**WORK INSTRUCTIONS**. Give the data below again, word for word.

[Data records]
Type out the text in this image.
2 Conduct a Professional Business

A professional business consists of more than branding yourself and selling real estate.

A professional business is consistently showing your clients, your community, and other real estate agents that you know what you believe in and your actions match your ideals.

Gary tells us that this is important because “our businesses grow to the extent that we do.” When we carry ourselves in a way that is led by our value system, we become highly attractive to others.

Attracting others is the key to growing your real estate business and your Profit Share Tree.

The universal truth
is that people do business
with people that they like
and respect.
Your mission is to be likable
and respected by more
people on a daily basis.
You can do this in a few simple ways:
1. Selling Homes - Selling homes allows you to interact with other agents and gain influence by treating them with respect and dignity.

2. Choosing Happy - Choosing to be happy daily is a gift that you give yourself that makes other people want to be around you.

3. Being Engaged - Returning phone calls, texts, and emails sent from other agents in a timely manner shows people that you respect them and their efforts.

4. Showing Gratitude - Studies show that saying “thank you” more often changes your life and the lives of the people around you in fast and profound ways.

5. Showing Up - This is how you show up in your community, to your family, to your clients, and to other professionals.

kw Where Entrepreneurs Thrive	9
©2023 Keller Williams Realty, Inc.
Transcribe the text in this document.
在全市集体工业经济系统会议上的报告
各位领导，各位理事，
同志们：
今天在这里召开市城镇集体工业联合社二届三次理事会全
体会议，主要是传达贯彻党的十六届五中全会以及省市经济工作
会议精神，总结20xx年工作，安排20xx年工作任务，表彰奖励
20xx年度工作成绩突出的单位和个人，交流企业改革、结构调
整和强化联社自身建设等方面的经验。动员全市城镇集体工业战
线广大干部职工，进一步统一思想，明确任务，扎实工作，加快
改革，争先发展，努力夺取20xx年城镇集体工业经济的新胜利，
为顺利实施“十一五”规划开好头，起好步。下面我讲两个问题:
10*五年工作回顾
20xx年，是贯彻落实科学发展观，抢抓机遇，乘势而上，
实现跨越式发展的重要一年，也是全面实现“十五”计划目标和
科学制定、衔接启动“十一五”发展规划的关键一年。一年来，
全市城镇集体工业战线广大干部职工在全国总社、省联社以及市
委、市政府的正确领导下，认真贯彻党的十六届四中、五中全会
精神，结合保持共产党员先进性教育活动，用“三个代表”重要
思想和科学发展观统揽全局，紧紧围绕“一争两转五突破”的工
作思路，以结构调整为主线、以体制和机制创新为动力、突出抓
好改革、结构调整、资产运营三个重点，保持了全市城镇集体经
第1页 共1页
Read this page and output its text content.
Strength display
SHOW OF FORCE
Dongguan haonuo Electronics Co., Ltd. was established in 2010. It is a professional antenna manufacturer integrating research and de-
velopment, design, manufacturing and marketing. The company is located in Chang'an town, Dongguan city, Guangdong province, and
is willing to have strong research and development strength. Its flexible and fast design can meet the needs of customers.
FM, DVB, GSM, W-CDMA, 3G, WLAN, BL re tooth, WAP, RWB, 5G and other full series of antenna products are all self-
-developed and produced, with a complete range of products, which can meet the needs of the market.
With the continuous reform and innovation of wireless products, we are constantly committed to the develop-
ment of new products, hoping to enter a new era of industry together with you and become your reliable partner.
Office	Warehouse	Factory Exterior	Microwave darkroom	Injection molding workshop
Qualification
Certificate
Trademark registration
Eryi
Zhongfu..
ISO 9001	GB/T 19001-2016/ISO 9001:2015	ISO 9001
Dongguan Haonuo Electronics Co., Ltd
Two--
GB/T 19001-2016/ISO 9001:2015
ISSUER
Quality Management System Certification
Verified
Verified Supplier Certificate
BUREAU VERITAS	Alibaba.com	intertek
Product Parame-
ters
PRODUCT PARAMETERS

**RESULT**.
Type out the text in this image.
2 Conduct a Professional Business

A professional business consists of more than branding yourself and selling real estate.

A professional business is consistently showing your clients, your community, and other real estate agents that you know what you believe in and your actions match your ideals.

Gary tells us that this is important because “our businesses grow to the extent that we do.” When we carry ourselves in a way that is led by our value system, we become highly attractive to others.

Attracting others is the key to growing your real estate business and your Profit Share Tree.

The universal truth
is that people do business
with people that they like
and respect.
Your mission is to be likable
and respected by more
people on a daily basis.
You can do this in a few simple ways:
1. Selling Homes - Selling homes allows you to interact with other agents and gain influence by treating them with respect and dignity.

2. Choosing Happy - Choosing to be happy daily is a gift that you give yourself that makes other people want to be around you.

3. Being Engaged - Returning phone calls, texts, and emails sent from other agents in a timely manner shows people that you respect them and their efforts.

4. Showing Gratitude - Studies show that saying “thank you” more often changes your life and the lives of the people around you in fast and profound ways.

5. Showing Up - This is how you show up in your community, to your family, to your clients, and to other professionals.

kw Where Entrepreneurs Thrive	9
©2023 Keller Williams Realty, Inc.
Transcribe the text in this document.
在全市集体工业经济系统会议上的报告
各位领导，各位理事，
同志们：
今天在这里召开市城镇集体工业联合社二届三次理事会全
体会议，主要是传达贯彻党的十六届五中全会以及省市经济工作
会议精神，总结20xx年工作，安排20xx年工作任务，表彰奖励
20xx年度工作成绩突出的单位和个人，交流企业改革、结构调
整和强化联社自身建设等方面的经验。动员全市城镇集体工业战
线广大干部职工，进一步统一思想，明确任务，扎实工作，加快
改革，争先发展，努力夺取20xx年城镇集体工业经济的新胜利，
为顺利实施“十一五”规划开好头，起好步。下面我讲两个问题:
10*五年工作回顾
20xx年，是贯彻落实科学发展观，抢抓机遇，乘势而上，
实现跨越式发展的重要一年，也是全面实现“十五”计划目标和
科学制定、衔接启动“十一五”发展规划的关键一年。一年来，
全市城镇集体工业战线广大干部职工在全国总社、省联社以及市
委、市政府的正确领导下，认真贯彻党的十六届四中、五中全会
精神，结合保持共产党员先进性教育活动，用“三个代表”重要
思想和科学发展观统揽全局，紧紧围绕“一争两转五突破”的工
作思路，以结构调整为主线、以体制和机制创新为动力、突出抓
好改革、结构调整、资产运营三个重点，保持了全市城镇集体经
第1页 共1页
Read this page and output its text content.
Strength display
SHOW OF FORCE
Dongguan haonuo Electronics Co., Ltd. was established in 2010. It is a professional antenna manufacturer integrating research and de-
velopment, design, manufacturing and marketing. The company is located in Chang'an town, Dongguan city, Guangdong province, and
is willing to have strong research and development strength. Its flexible and fast design can meet the needs of customers.
FM, DVB, GSM, W-CDMA, 3G, WLAN, BL re tooth, WAP, RWB, 5G and other full series of antenna products are all self-
-developed and produced, with a complete range of products, which can meet the needs of the market.
With the continuous reform and innovation of wireless products, we are constantly committed to the develop-
ment of new products, hoping to enter a new era of industry together with you and become your reliable partner.
Office	Warehouse	Factory Exterior	Microwave darkroom	Injection molding workshop
Qualification
Certificate
Trademark registration
Eryi
Zhongfu..
ISO 9001	GB/T 19001-2016/ISO 9001:2015	ISO 9001
Dongguan Haonuo Electronics Co., Ltd
Two--
GB/T 19001-2016/ISO 9001:2015
ISSUER
Quality Management System Certification
Verified
Verified Supplier Certificate
BUREAU VERITAS	Alibaba.com	intertek
Product Parame-
ters
PRODUCT PARAMETERS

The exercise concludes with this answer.